Below are the records; collect from them each line containing the string "state".

*-*-*

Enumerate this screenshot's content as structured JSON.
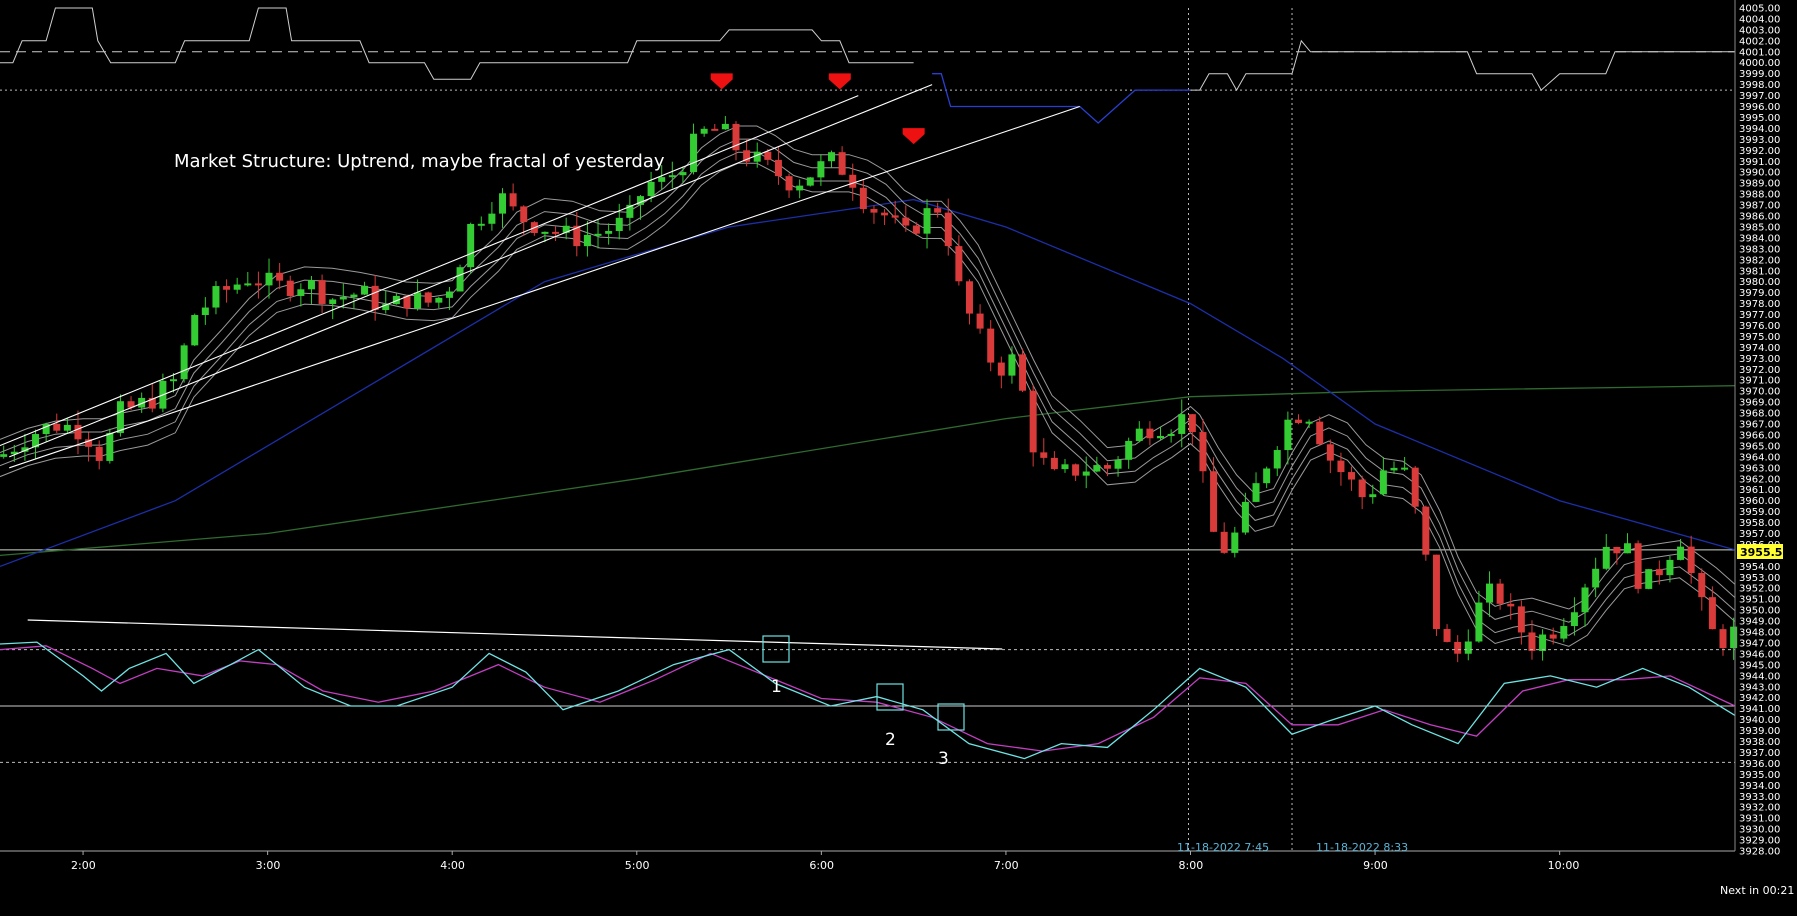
{
  "colors": {
    "background": "#000000",
    "bull": "#33cc33",
    "bear": "#d93a3a",
    "ema_fast": "#9a9a9a",
    "ma_blue": "#1c2fa8",
    "ma_green": "#2f6b2f",
    "stoch_k": "#6fe3e3",
    "stoch_d": "#c23fc2",
    "trendline": "#ffffff",
    "box": "#6fe3e3",
    "current_price_bg": "#ffff33",
    "session_line": "#8ab"
  },
  "annotation": {
    "market_structure": "Market Structure:  Uptrend, maybe fractal of yesterday"
  },
  "stamps": {
    "first": "11-18-2022 7:45",
    "second": "11-18-2022 8:33"
  },
  "footer": {
    "next_bar": "Next in 00:21"
  },
  "current_price": {
    "label": "3955.50"
  },
  "box_labels": [
    "1",
    "2",
    "3"
  ],
  "chart_data": {
    "type": "candlestick",
    "price_axis": {
      "min": 3928.0,
      "max": 4005.0,
      "tick_labels": [
        "4005.00",
        "4004.00",
        "4003.00",
        "4002.00",
        "4001.00",
        "4000.00",
        "3999.00",
        "3998.00",
        "3997.00",
        "3996.00",
        "3995.00",
        "3994.00",
        "3993.00",
        "3992.00",
        "3991.00",
        "3990.00",
        "3989.00",
        "3988.00",
        "3987.00",
        "3986.00",
        "3985.00",
        "3984.00",
        "3983.00",
        "3982.00",
        "3981.00",
        "3980.00",
        "3979.00",
        "3978.00",
        "3977.00",
        "3976.00",
        "3975.00",
        "3974.00",
        "3973.00",
        "3972.00",
        "3971.00",
        "3970.00",
        "3969.00",
        "3968.00",
        "3967.00",
        "3966.00",
        "3965.00",
        "3964.00",
        "3963.00",
        "3962.00",
        "3961.00",
        "3960.00",
        "3959.00",
        "3958.00",
        "3957.00",
        "3956.00",
        "3955.00",
        "3954.00",
        "3953.00",
        "3952.00",
        "3951.00",
        "3950.00",
        "3949.00",
        "3948.00",
        "3947.00",
        "3946.00",
        "3945.00",
        "3944.00",
        "3943.00",
        "3942.00",
        "3941.00",
        "3940.00",
        "3939.00",
        "3938.00",
        "3937.00",
        "3936.00",
        "3935.00",
        "3934.00",
        "3933.00",
        "3932.00",
        "3931.00",
        "3930.00",
        "3929.00",
        "3928.00"
      ]
    },
    "time_axis": {
      "start_hour": 1.55,
      "end_hour": 10.95,
      "tick_labels": [
        {
          "hour": 2.0,
          "label": "2:00"
        },
        {
          "hour": 3.0,
          "label": "3:00"
        },
        {
          "hour": 4.0,
          "label": "4:00"
        },
        {
          "hour": 5.0,
          "label": "5:00"
        },
        {
          "hour": 6.0,
          "label": "6:00"
        },
        {
          "hour": 7.0,
          "label": "7:00"
        },
        {
          "hour": 8.0,
          "label": "8:00"
        },
        {
          "hour": 9.0,
          "label": "9:00"
        },
        {
          "hour": 10.0,
          "label": "10:00"
        }
      ]
    },
    "close_path": [
      [
        1.55,
        3964
      ],
      [
        1.7,
        3966
      ],
      [
        1.85,
        3967
      ],
      [
        2.0,
        3966.5
      ],
      [
        2.1,
        3964
      ],
      [
        2.2,
        3968
      ],
      [
        2.35,
        3969
      ],
      [
        2.5,
        3971
      ],
      [
        2.6,
        3977
      ],
      [
        2.75,
        3979
      ],
      [
        2.9,
        3980.5
      ],
      [
        3.05,
        3979.5
      ],
      [
        3.2,
        3980
      ],
      [
        3.35,
        3978.5
      ],
      [
        3.5,
        3979
      ],
      [
        3.65,
        3977.5
      ],
      [
        3.75,
        3978.5
      ],
      [
        3.9,
        3978
      ],
      [
        4.0,
        3980
      ],
      [
        4.1,
        3985
      ],
      [
        4.25,
        3988
      ],
      [
        4.35,
        3986
      ],
      [
        4.5,
        3985
      ],
      [
        4.65,
        3984
      ],
      [
        4.8,
        3984.5
      ],
      [
        4.95,
        3985.5
      ],
      [
        5.05,
        3989
      ],
      [
        5.15,
        3989
      ],
      [
        5.25,
        3991
      ],
      [
        5.35,
        3993.5
      ],
      [
        5.45,
        3994
      ],
      [
        5.55,
        3992
      ],
      [
        5.65,
        3991
      ],
      [
        5.75,
        3990
      ],
      [
        5.85,
        3989
      ],
      [
        5.95,
        3990
      ],
      [
        6.05,
        3991
      ],
      [
        6.15,
        3990
      ],
      [
        6.25,
        3987
      ],
      [
        6.35,
        3986
      ],
      [
        6.45,
        3984
      ],
      [
        6.55,
        3986
      ],
      [
        6.65,
        3987
      ],
      [
        6.75,
        3979
      ],
      [
        6.85,
        3975
      ],
      [
        6.95,
        3972
      ],
      [
        7.05,
        3973
      ],
      [
        7.15,
        3965
      ],
      [
        7.25,
        3962
      ],
      [
        7.4,
        3963
      ],
      [
        7.55,
        3963
      ],
      [
        7.7,
        3966
      ],
      [
        7.8,
        3967
      ],
      [
        7.9,
        3967
      ],
      [
        8.0,
        3968
      ],
      [
        8.05,
        3963
      ],
      [
        8.15,
        3955
      ],
      [
        8.25,
        3957
      ],
      [
        8.35,
        3961
      ],
      [
        8.45,
        3965
      ],
      [
        8.55,
        3968
      ],
      [
        8.65,
        3968
      ],
      [
        8.75,
        3964
      ],
      [
        8.85,
        3962
      ],
      [
        8.95,
        3960
      ],
      [
        9.05,
        3963
      ],
      [
        9.15,
        3963
      ],
      [
        9.25,
        3957
      ],
      [
        9.35,
        3947
      ],
      [
        9.45,
        3946
      ],
      [
        9.55,
        3950
      ],
      [
        9.65,
        3952
      ],
      [
        9.75,
        3949
      ],
      [
        9.85,
        3947
      ],
      [
        9.95,
        3948
      ],
      [
        10.05,
        3950
      ],
      [
        10.15,
        3953
      ],
      [
        10.25,
        3956
      ],
      [
        10.35,
        3956
      ],
      [
        10.45,
        3952
      ],
      [
        10.55,
        3954
      ],
      [
        10.65,
        3957
      ],
      [
        10.75,
        3951
      ],
      [
        10.85,
        3947
      ],
      [
        10.95,
        3948
      ]
    ],
    "moving_averages": [
      {
        "color_key": "ma_green",
        "points": [
          [
            1.55,
            3955
          ],
          [
            3.0,
            3957
          ],
          [
            5.0,
            3962
          ],
          [
            7.0,
            3967.5
          ],
          [
            8.0,
            3969.5
          ],
          [
            9.0,
            3970
          ],
          [
            10.95,
            3970.5
          ]
        ]
      },
      {
        "color_key": "ma_blue",
        "points": [
          [
            1.55,
            3954
          ],
          [
            2.5,
            3960
          ],
          [
            3.5,
            3970
          ],
          [
            4.5,
            3980
          ],
          [
            5.5,
            3985
          ],
          [
            6.5,
            3987.5
          ],
          [
            7.0,
            3985
          ],
          [
            8.0,
            3978
          ],
          [
            8.5,
            3973
          ],
          [
            9.0,
            3967
          ],
          [
            10.0,
            3960
          ],
          [
            10.95,
            3955.5
          ]
        ]
      }
    ],
    "stochastic": {
      "range": [
        0,
        100
      ],
      "levels": [
        80,
        50,
        20
      ],
      "k_points": [
        [
          1.55,
          83
        ],
        [
          1.75,
          84
        ],
        [
          2.0,
          66
        ],
        [
          2.1,
          58
        ],
        [
          2.25,
          70
        ],
        [
          2.45,
          78
        ],
        [
          2.6,
          62
        ],
        [
          2.8,
          72
        ],
        [
          2.95,
          80
        ],
        [
          3.2,
          60
        ],
        [
          3.45,
          50
        ],
        [
          3.7,
          50
        ],
        [
          4.0,
          60
        ],
        [
          4.2,
          78
        ],
        [
          4.4,
          68
        ],
        [
          4.6,
          48
        ],
        [
          4.9,
          58
        ],
        [
          5.2,
          72
        ],
        [
          5.5,
          80
        ],
        [
          5.75,
          62
        ],
        [
          6.05,
          50
        ],
        [
          6.3,
          55
        ],
        [
          6.55,
          48
        ],
        [
          6.8,
          30
        ],
        [
          7.1,
          22
        ],
        [
          7.3,
          30
        ],
        [
          7.55,
          28
        ],
        [
          7.8,
          48
        ],
        [
          8.05,
          70
        ],
        [
          8.3,
          60
        ],
        [
          8.55,
          35
        ],
        [
          8.75,
          42
        ],
        [
          9.0,
          50
        ],
        [
          9.2,
          40
        ],
        [
          9.45,
          30
        ],
        [
          9.7,
          62
        ],
        [
          9.95,
          66
        ],
        [
          10.2,
          60
        ],
        [
          10.45,
          70
        ],
        [
          10.7,
          60
        ],
        [
          10.95,
          45
        ]
      ],
      "d_points": [
        [
          1.55,
          80
        ],
        [
          1.8,
          82
        ],
        [
          2.05,
          70
        ],
        [
          2.2,
          62
        ],
        [
          2.4,
          70
        ],
        [
          2.65,
          66
        ],
        [
          2.85,
          74
        ],
        [
          3.05,
          72
        ],
        [
          3.3,
          58
        ],
        [
          3.6,
          52
        ],
        [
          3.9,
          58
        ],
        [
          4.25,
          72
        ],
        [
          4.5,
          60
        ],
        [
          4.8,
          52
        ],
        [
          5.1,
          64
        ],
        [
          5.4,
          78
        ],
        [
          5.7,
          66
        ],
        [
          6.0,
          54
        ],
        [
          6.3,
          52
        ],
        [
          6.6,
          44
        ],
        [
          6.9,
          30
        ],
        [
          7.2,
          26
        ],
        [
          7.5,
          30
        ],
        [
          7.8,
          44
        ],
        [
          8.05,
          65
        ],
        [
          8.3,
          62
        ],
        [
          8.55,
          40
        ],
        [
          8.8,
          40
        ],
        [
          9.05,
          48
        ],
        [
          9.3,
          40
        ],
        [
          9.55,
          34
        ],
        [
          9.8,
          58
        ],
        [
          10.05,
          64
        ],
        [
          10.35,
          64
        ],
        [
          10.6,
          66
        ],
        [
          10.95,
          50
        ]
      ]
    }
  }
}
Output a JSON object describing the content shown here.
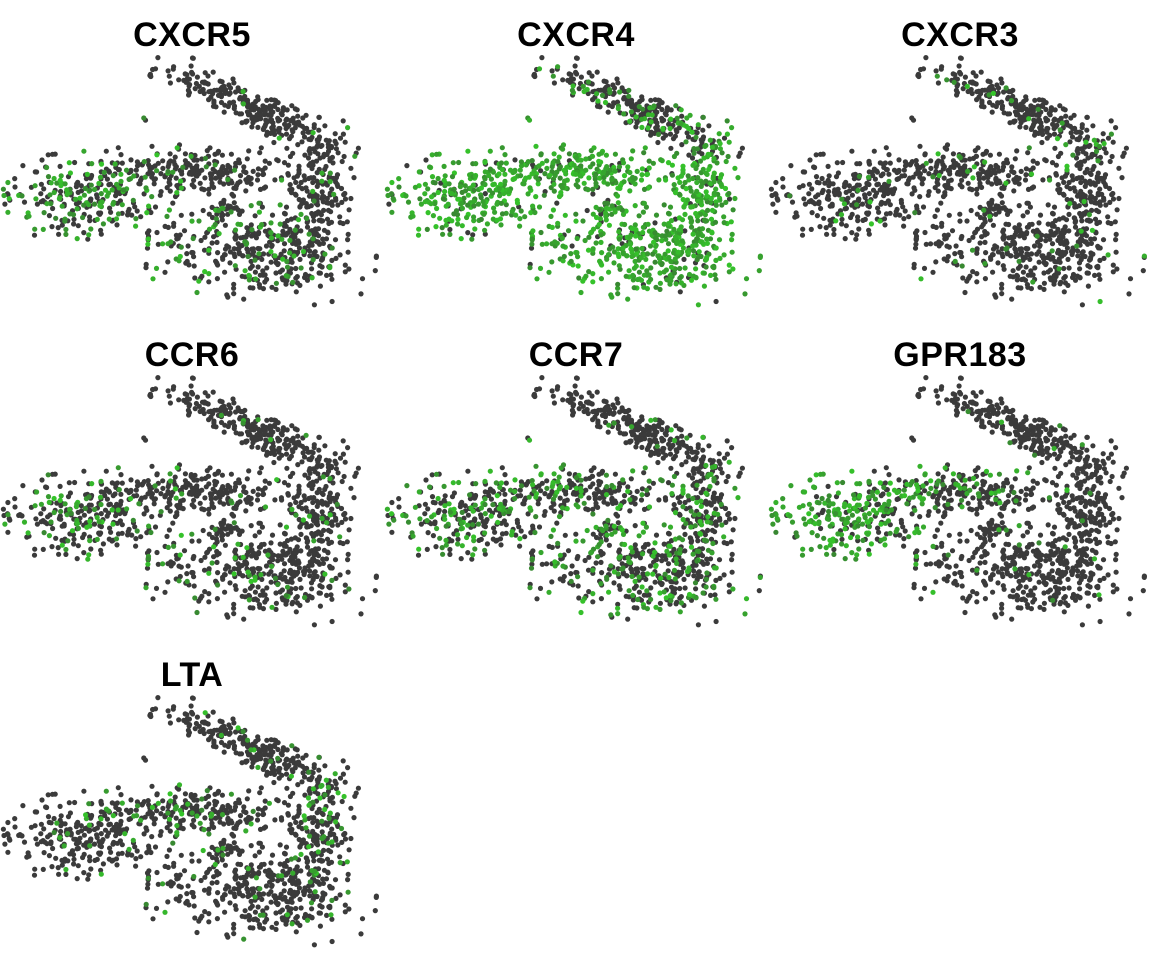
{
  "chart_data": {
    "type": "scatter",
    "description": "",
    "colors": {
      "low": "#3b3b3b",
      "high": "#35c42a"
    },
    "panels": [
      {
        "title": "CXCR5",
        "pattern": "left",
        "level": 0.55
      },
      {
        "title": "CXCR4",
        "pattern": "all-strong",
        "level": 0.9
      },
      {
        "title": "CXCR3",
        "pattern": "sparse",
        "level": 0.06
      },
      {
        "title": "CCR6",
        "pattern": "left-mild",
        "level": 0.3
      },
      {
        "title": "CCR7",
        "pattern": "broad",
        "level": 0.45
      },
      {
        "title": "GPR183",
        "pattern": "left-strong",
        "level": 0.75
      },
      {
        "title": "LTA",
        "pattern": "middle-sparse",
        "level": 0.15
      }
    ]
  }
}
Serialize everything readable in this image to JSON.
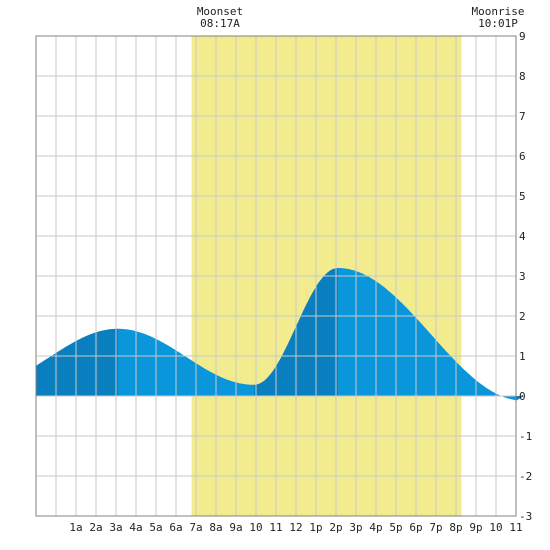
{
  "moon": {
    "set_label": "Moonset",
    "set_time": "08:17A",
    "rise_label": "Moonrise",
    "rise_time": "10:01P"
  },
  "colors": {
    "daylight": "#f2ec8f",
    "grid": "#c8c8c8",
    "tide_rising": "#0a7fbf",
    "tide_falling": "#0a96da",
    "background": "#ffffff"
  },
  "chart_data": {
    "type": "area",
    "title": "",
    "xlabel": "",
    "ylabel": "",
    "x_range_hours": [
      0,
      24
    ],
    "ylim": [
      -3,
      9
    ],
    "y_ticks": [
      "9",
      "8",
      "7",
      "6",
      "5",
      "4",
      "3",
      "2",
      "1",
      "0",
      "-1",
      "-2",
      "-3"
    ],
    "x_tick_labels": [
      "1a",
      "2a",
      "3a",
      "4a",
      "5a",
      "6a",
      "7a",
      "8a",
      "9a",
      "10",
      "11",
      "12",
      "1p",
      "2p",
      "3p",
      "4p",
      "5p",
      "6p",
      "7p",
      "8p",
      "9p",
      "10",
      "11"
    ],
    "daylight_hours": [
      6.78,
      20.27
    ],
    "grid": true,
    "tide_extremes": [
      {
        "hour": 3.1,
        "height": 1.68,
        "kind": "high"
      },
      {
        "hour": 9.9,
        "height": 0.28,
        "kind": "low"
      },
      {
        "hour": 14.1,
        "height": 3.2,
        "kind": "high"
      },
      {
        "hour": 23.4,
        "height": -0.12,
        "kind": "low"
      }
    ],
    "start_height": 0.05,
    "end_height": -0.08
  }
}
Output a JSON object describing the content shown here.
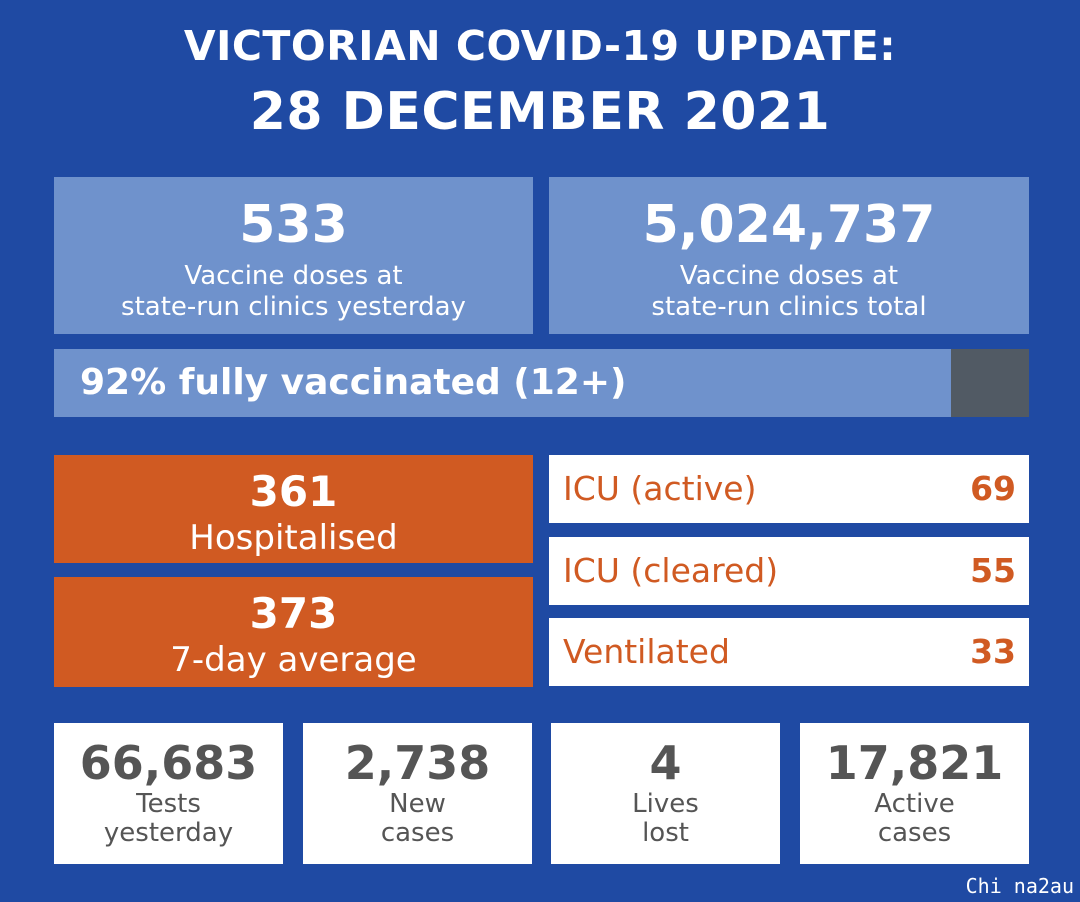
{
  "header": {
    "title_line1": "VICTORIAN COVID-19 UPDATE:",
    "title_line2": "28 DECEMBER 2021"
  },
  "vaccines": {
    "yesterday": {
      "value": "533",
      "label_line1": "Vaccine doses at",
      "label_line2": "state-run clinics yesterday"
    },
    "total": {
      "value": "5,024,737",
      "label_line1": "Vaccine doses at",
      "label_line2": "state-run clinics total"
    }
  },
  "vaccination_rate": {
    "text": "92% fully vaccinated (12+)",
    "percent": 92
  },
  "hospital": {
    "hospitalised": {
      "value": "361",
      "label": "Hospitalised"
    },
    "average": {
      "value": "373",
      "label": "7-day average"
    }
  },
  "icu_rows": [
    {
      "label": "ICU (active)",
      "value": "69"
    },
    {
      "label": "ICU (cleared)",
      "value": "55"
    },
    {
      "label": "Ventilated",
      "value": "33"
    }
  ],
  "stats": [
    {
      "value": "66,683",
      "label_line1": "Tests",
      "label_line2": "yesterday"
    },
    {
      "value": "2,738",
      "label_line1": "New",
      "label_line2": "cases"
    },
    {
      "value": "4",
      "label_line1": "Lives",
      "label_line2": "lost"
    },
    {
      "value": "17,821",
      "label_line1": "Active",
      "label_line2": "cases"
    }
  ],
  "credit": "Chi na2au",
  "colors": {
    "background": "#1f4aa3",
    "light_blue": "#6f92cc",
    "orange": "#d05a22",
    "grey": "#515a64",
    "stat_text": "#555555"
  }
}
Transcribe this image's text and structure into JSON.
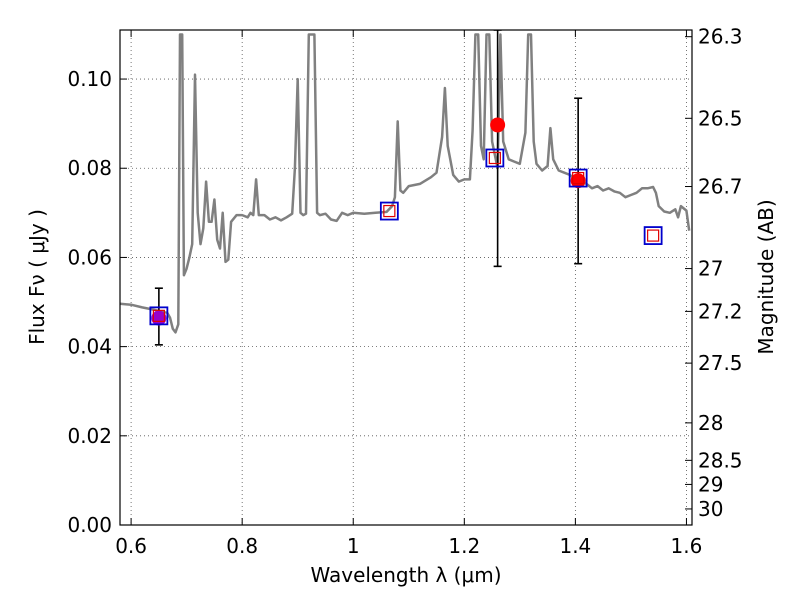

*-*-*

__Answer to the task__:
      "label_line2": "state-run clinics yesterday"
      "label_line2": "state-run clinics total"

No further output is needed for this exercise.